> _RECORDS FOR THIS TASK_:
^^^^^^^^^^^^^^^^

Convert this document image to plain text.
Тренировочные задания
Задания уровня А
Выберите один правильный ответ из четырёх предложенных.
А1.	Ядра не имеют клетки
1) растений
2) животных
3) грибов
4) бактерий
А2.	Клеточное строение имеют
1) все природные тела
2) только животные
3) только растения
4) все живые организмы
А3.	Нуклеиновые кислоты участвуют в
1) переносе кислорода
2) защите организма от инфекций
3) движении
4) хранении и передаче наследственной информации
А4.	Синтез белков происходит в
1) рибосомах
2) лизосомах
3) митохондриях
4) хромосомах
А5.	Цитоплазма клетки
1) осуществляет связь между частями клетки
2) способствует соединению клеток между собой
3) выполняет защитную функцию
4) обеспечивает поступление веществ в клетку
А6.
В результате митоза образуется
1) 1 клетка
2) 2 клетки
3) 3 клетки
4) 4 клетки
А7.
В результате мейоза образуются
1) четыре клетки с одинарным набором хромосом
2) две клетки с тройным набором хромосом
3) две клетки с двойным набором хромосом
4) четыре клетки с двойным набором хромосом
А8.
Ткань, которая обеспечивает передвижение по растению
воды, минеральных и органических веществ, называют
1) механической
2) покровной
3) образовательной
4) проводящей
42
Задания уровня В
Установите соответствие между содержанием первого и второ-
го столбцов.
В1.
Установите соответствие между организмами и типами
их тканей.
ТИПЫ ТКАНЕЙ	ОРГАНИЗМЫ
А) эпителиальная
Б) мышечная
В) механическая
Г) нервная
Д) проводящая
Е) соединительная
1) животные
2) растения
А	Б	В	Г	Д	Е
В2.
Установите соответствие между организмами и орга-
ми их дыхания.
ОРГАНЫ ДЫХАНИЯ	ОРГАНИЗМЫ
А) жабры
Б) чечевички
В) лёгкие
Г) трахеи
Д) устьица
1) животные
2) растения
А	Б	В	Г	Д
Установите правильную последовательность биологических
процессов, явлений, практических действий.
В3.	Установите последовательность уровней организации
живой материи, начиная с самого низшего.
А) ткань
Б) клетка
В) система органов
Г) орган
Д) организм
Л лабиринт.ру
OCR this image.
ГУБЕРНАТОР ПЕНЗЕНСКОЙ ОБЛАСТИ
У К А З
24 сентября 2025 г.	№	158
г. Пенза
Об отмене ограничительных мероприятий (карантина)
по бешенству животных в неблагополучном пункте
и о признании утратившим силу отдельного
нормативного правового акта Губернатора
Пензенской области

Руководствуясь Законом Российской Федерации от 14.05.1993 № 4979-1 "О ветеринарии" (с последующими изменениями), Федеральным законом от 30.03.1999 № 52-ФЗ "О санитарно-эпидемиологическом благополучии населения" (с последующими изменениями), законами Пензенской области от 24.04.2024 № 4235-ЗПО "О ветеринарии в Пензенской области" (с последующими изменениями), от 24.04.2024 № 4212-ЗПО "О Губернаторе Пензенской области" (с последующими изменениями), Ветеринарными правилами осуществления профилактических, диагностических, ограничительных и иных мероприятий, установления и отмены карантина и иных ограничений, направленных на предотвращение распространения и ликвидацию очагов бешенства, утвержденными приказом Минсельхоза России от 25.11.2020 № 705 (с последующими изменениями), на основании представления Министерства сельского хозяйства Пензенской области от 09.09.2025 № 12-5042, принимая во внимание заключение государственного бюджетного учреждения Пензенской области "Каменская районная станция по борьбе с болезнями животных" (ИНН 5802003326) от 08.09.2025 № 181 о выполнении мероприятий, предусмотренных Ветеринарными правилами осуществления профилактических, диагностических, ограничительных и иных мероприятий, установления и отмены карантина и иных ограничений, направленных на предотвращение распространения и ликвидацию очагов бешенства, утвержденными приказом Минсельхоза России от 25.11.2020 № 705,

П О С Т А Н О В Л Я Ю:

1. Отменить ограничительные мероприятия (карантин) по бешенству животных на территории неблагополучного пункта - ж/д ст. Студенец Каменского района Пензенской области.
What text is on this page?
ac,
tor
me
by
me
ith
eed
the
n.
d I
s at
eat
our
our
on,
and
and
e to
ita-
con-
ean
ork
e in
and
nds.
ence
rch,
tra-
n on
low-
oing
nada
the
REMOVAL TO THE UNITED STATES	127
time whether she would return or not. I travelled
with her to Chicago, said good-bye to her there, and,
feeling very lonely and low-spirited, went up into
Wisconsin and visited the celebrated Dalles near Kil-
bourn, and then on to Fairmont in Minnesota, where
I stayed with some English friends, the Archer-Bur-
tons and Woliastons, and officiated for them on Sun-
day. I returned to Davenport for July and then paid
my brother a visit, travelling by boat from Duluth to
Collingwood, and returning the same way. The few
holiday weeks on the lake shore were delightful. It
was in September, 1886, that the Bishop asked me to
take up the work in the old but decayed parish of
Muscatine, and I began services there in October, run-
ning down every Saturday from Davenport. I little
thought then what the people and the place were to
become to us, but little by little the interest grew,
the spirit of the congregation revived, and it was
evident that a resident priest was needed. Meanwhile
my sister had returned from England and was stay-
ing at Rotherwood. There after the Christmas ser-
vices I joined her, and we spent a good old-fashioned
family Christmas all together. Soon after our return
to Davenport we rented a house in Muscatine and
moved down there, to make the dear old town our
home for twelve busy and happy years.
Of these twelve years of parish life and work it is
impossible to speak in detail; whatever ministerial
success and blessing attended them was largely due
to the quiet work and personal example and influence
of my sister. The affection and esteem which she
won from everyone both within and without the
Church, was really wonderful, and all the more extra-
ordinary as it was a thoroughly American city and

^^^^^^^^^^^^^^^^

> _PROBLEM TO SOLVE_:
Repeat the entries exactly, all of them.

> _TASK OUTPUT_:
Convert this document image to plain text.
Тренировочные задания
Задания уровня А
Выберите один правильный ответ из четырёх предложенных.
А1.	Ядра не имеют клетки
1) растений
2) животных
3) грибов
4) бактерий
А2.	Клеточное строение имеют
1) все природные тела
2) только животные
3) только растения
4) все живые организмы
А3.	Нуклеиновые кислоты участвуют в
1) переносе кислорода
2) защите организма от инфекций
3) движении
4) хранении и передаче наследственной информации
А4.	Синтез белков происходит в
1) рибосомах
2) лизосомах
3) митохондриях
4) хромосомах
А5.	Цитоплазма клетки
1) осуществляет связь между частями клетки
2) способствует соединению клеток между собой
3) выполняет защитную функцию
4) обеспечивает поступление веществ в клетку
А6.
В результате митоза образуется
1) 1 клетка
2) 2 клетки
3) 3 клетки
4) 4 клетки
А7.
В результате мейоза образуются
1) четыре клетки с одинарным набором хромосом
2) две клетки с тройным набором хромосом
3) две клетки с двойным набором хромосом
4) четыре клетки с двойным набором хромосом
А8.
Ткань, которая обеспечивает передвижение по растению
воды, минеральных и органических веществ, называют
1) механической
2) покровной
3) образовательной
4) проводящей
42
Задания уровня В
Установите соответствие между содержанием первого и второ-
го столбцов.
В1.
Установите соответствие между организмами и типами
их тканей.
ТИПЫ ТКАНЕЙ	ОРГАНИЗМЫ
А) эпителиальная
Б) мышечная
В) механическая
Г) нервная
Д) проводящая
Е) соединительная
1) животные
2) растения
А	Б	В	Г	Д	Е
В2.
Установите соответствие между организмами и орга-
ми их дыхания.
ОРГАНЫ ДЫХАНИЯ	ОРГАНИЗМЫ
А) жабры
Б) чечевички
В) лёгкие
Г) трахеи
Д) устьица
1) животные
2) растения
А	Б	В	Г	Д
Установите правильную последовательность биологических
процессов, явлений, практических действий.
В3.	Установите последовательность уровней организации
живой материи, начиная с самого низшего.
А) ткань
Б) клетка
В) система органов
Г) орган
Д) организм
Л лабиринт.ру
OCR this image.
ГУБЕРНАТОР ПЕНЗЕНСКОЙ ОБЛАСТИ
У К А З
24 сентября 2025 г.	№	158
г. Пенза
Об отмене ограничительных мероприятий (карантина)
по бешенству животных в неблагополучном пункте
и о признании утратившим силу отдельного
нормативного правового акта Губернатора
Пензенской области

Руководствуясь Законом Российской Федерации от 14.05.1993 № 4979-1 "О ветеринарии" (с последующими изменениями), Федеральным законом от 30.03.1999 № 52-ФЗ "О санитарно-эпидемиологическом благополучии населения" (с последующими изменениями), законами Пензенской области от 24.04.2024 № 4235-ЗПО "О ветеринарии в Пензенской области" (с последующими изменениями), от 24.04.2024 № 4212-ЗПО "О Губернаторе Пензенской области" (с последующими изменениями), Ветеринарными правилами осуществления профилактических, диагностических, ограничительных и иных мероприятий, установления и отмены карантина и иных ограничений, направленных на предотвращение распространения и ликвидацию очагов бешенства, утвержденными приказом Минсельхоза России от 25.11.2020 № 705 (с последующими изменениями), на основании представления Министерства сельского хозяйства Пензенской области от 09.09.2025 № 12-5042, принимая во внимание заключение государственного бюджетного учреждения Пензенской области "Каменская районная станция по борьбе с болезнями животных" (ИНН 5802003326) от 08.09.2025 № 181 о выполнении мероприятий, предусмотренных Ветеринарными правилами осуществления профилактических, диагностических, ограничительных и иных мероприятий, установления и отмены карантина и иных ограничений, направленных на предотвращение распространения и ликвидацию очагов бешенства, утвержденными приказом Минсельхоза России от 25.11.2020 № 705,

П О С Т А Н О В Л Я Ю:

1. Отменить ограничительные мероприятия (карантин) по бешенству животных на территории неблагополучного пункта - ж/д ст. Студенец Каменского района Пензенской области.
What text is on this page?
ac,
tor
me
by
me
ith
eed
the
n.
d I
s at
eat
our
our
on,
and
and
e to
ita-
con-
ean
ork
e in
and
nds.
ence
rch,
tra-
n on
low-
oing
nada
the
REMOVAL TO THE UNITED STATES	127
time whether she would return or not. I travelled
with her to Chicago, said good-bye to her there, and,
feeling very lonely and low-spirited, went up into
Wisconsin and visited the celebrated Dalles near Kil-
bourn, and then on to Fairmont in Minnesota, where
I stayed with some English friends, the Archer-Bur-
tons and Woliastons, and officiated for them on Sun-
day. I returned to Davenport for July and then paid
my brother a visit, travelling by boat from Duluth to
Collingwood, and returning the same way. The few
holiday weeks on the lake shore were delightful. It
was in September, 1886, that the Bishop asked me to
take up the work in the old but decayed parish of
Muscatine, and I began services there in October, run-
ning down every Saturday from Davenport. I little
thought then what the people and the place were to
become to us, but little by little the interest grew,
the spirit of the congregation revived, and it was
evident that a resident priest was needed. Meanwhile
my sister had returned from England and was stay-
ing at Rotherwood. There after the Christmas ser-
vices I joined her, and we spent a good old-fashioned
family Christmas all together. Soon after our return
to Davenport we rented a house in Muscatine and
moved down there, to make the dear old town our
home for twelve busy and happy years.
Of these twelve years of parish life and work it is
impossible to speak in detail; whatever ministerial
success and blessing attended them was largely due
to the quiet work and personal example and influence
of my sister. The affection and esteem which she
won from everyone both within and without the
Church, was really wonderful, and all the more extra-
ordinary as it was a thoroughly American city and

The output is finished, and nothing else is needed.